_REQUIRED WORK:_
Where does the string "date" appear in the records? Copy every line that contains it.

_Rows from a figure dataset:_
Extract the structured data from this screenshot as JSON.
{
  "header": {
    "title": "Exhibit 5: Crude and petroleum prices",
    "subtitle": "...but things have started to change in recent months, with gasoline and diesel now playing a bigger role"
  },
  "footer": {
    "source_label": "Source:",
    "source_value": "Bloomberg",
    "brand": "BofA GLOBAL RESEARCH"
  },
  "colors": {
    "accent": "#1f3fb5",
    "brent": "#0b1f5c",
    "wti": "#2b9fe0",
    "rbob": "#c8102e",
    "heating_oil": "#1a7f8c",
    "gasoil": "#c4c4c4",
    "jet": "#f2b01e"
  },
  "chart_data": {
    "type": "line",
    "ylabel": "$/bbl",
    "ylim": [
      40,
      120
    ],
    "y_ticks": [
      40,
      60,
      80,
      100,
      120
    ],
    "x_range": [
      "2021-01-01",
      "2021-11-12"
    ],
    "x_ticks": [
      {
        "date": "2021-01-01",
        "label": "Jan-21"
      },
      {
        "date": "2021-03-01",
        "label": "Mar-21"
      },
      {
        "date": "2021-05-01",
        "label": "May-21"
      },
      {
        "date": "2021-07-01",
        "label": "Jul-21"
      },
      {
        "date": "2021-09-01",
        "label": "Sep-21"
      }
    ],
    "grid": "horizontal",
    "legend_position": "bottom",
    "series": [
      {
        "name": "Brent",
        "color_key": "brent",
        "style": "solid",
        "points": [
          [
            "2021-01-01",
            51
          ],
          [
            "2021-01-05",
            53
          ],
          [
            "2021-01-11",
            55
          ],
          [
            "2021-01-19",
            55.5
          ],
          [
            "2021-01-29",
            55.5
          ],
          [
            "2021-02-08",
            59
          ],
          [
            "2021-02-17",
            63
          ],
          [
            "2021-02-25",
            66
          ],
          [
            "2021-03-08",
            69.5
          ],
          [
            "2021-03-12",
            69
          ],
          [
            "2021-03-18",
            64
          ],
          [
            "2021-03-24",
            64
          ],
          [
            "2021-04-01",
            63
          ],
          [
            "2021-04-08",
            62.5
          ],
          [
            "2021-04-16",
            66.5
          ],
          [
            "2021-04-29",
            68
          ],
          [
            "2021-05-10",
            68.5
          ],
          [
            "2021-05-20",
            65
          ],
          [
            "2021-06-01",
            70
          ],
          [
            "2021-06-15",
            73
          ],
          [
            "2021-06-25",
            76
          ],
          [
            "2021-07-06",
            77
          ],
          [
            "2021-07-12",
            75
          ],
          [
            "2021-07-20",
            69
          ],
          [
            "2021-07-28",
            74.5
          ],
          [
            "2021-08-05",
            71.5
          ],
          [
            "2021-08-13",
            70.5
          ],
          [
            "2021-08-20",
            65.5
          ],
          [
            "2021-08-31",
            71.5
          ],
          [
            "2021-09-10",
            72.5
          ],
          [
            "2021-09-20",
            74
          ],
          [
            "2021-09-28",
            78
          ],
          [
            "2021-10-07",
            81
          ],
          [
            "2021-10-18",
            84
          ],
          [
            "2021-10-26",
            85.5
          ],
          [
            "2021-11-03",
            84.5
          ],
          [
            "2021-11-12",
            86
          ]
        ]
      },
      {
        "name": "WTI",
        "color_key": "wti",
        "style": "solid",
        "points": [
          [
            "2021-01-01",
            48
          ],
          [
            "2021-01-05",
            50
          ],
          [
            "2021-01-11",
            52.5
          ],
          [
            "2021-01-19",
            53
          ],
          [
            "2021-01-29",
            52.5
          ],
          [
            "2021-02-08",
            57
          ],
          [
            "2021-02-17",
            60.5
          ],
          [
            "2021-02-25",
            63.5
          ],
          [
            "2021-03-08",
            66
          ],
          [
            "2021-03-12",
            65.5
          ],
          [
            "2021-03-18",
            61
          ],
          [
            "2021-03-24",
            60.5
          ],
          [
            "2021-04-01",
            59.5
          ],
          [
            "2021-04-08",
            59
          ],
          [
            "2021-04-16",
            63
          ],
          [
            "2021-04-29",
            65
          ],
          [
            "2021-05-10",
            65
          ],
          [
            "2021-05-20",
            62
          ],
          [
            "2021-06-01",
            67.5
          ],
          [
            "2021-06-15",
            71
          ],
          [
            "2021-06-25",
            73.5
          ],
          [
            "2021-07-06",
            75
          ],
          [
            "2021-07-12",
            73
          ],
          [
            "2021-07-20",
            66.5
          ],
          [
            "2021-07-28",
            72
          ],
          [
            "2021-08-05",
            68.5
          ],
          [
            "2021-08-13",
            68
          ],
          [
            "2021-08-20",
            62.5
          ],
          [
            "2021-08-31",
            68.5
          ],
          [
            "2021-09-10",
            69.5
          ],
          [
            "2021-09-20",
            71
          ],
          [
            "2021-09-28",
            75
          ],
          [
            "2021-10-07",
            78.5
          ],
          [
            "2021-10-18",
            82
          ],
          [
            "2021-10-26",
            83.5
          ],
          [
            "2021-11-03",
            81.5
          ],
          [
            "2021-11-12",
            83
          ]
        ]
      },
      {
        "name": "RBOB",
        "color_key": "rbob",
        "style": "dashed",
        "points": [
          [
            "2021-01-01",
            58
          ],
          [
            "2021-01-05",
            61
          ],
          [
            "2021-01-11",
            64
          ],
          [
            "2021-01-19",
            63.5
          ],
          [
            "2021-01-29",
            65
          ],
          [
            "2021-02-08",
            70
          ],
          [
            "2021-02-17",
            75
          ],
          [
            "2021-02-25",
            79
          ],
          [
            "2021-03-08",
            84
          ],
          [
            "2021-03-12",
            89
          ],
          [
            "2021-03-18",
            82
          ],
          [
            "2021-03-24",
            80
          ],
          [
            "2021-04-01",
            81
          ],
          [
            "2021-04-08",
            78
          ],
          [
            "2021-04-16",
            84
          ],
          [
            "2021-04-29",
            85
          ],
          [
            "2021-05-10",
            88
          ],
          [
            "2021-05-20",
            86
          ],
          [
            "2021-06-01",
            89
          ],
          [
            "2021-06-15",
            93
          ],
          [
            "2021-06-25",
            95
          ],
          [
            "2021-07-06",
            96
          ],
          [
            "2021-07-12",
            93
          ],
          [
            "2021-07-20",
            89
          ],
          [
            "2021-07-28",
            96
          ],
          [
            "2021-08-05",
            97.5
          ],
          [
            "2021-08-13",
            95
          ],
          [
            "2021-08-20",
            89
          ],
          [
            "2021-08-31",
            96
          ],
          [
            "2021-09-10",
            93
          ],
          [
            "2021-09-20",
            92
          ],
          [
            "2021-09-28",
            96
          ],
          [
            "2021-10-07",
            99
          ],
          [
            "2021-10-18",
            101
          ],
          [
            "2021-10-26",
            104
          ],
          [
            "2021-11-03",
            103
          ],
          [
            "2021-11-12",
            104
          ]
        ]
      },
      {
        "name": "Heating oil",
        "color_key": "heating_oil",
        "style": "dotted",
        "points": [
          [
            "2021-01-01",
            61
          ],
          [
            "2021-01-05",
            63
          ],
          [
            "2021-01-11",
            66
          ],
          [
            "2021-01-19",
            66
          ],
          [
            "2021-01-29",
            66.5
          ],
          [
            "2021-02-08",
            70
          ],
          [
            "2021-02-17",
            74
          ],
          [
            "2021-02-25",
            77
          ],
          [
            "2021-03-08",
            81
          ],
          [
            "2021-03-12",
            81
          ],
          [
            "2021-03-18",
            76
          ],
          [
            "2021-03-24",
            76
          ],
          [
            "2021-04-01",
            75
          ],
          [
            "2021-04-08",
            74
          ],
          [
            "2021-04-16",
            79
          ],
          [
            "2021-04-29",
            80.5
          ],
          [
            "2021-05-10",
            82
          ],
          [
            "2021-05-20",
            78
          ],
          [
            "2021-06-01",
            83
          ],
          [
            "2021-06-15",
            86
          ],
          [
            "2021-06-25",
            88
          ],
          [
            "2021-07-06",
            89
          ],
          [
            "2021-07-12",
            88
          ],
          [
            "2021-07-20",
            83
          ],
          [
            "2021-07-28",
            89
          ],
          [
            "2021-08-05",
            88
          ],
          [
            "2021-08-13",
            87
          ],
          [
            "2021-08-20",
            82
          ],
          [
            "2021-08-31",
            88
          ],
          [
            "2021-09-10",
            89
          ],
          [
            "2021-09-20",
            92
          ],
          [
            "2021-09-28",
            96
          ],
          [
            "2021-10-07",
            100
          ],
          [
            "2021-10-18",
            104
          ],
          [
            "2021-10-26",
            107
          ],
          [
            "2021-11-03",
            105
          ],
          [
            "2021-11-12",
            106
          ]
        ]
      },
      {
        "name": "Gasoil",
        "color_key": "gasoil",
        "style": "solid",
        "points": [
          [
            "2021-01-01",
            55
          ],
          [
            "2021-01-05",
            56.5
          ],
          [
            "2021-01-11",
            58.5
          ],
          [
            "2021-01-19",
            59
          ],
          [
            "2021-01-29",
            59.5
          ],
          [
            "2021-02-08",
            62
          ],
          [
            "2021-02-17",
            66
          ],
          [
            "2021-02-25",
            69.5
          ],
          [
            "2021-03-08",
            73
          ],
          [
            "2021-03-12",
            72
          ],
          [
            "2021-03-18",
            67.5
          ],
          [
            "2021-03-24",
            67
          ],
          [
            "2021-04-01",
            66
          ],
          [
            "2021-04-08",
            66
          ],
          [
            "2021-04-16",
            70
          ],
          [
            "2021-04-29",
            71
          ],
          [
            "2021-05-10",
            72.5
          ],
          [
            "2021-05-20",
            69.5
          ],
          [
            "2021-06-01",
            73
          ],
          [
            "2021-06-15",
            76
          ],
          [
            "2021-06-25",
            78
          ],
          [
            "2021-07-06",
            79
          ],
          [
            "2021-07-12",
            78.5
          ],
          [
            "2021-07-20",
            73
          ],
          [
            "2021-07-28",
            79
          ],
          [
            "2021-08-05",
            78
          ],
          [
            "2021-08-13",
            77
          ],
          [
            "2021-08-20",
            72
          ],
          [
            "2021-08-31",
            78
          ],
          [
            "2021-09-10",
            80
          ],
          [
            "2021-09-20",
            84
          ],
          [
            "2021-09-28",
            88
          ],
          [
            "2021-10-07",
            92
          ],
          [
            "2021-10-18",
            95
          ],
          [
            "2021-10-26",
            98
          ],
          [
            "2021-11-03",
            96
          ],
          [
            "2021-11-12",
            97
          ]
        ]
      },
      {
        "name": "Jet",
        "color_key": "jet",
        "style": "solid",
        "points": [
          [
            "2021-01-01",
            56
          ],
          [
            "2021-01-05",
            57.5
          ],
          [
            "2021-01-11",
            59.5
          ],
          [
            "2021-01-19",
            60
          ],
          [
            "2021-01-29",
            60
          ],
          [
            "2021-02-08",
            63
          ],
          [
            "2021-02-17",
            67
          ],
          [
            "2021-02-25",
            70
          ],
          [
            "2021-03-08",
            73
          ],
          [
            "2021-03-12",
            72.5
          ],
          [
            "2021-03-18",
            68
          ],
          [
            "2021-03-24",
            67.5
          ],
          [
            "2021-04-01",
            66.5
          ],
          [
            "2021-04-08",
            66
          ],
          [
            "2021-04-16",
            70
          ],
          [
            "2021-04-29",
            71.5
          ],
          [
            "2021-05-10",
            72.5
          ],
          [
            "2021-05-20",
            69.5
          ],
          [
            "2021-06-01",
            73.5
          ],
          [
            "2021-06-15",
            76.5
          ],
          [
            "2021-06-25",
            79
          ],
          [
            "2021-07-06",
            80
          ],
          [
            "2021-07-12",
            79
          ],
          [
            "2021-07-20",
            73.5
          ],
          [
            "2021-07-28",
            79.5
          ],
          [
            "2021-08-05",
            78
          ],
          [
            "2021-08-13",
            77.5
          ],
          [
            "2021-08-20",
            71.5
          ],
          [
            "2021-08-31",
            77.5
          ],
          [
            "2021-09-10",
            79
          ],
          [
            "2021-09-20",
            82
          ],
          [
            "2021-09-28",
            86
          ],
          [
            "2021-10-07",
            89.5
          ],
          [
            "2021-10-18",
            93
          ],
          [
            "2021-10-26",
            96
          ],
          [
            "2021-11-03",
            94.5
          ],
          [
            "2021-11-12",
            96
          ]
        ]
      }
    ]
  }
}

_RIGHT ANSWER:_
        "date": "2021-01-01",
        "date": "2021-03-01",
        "date": "2021-05-01",
        "date": "2021-07-01",
        "date": "2021-09-01",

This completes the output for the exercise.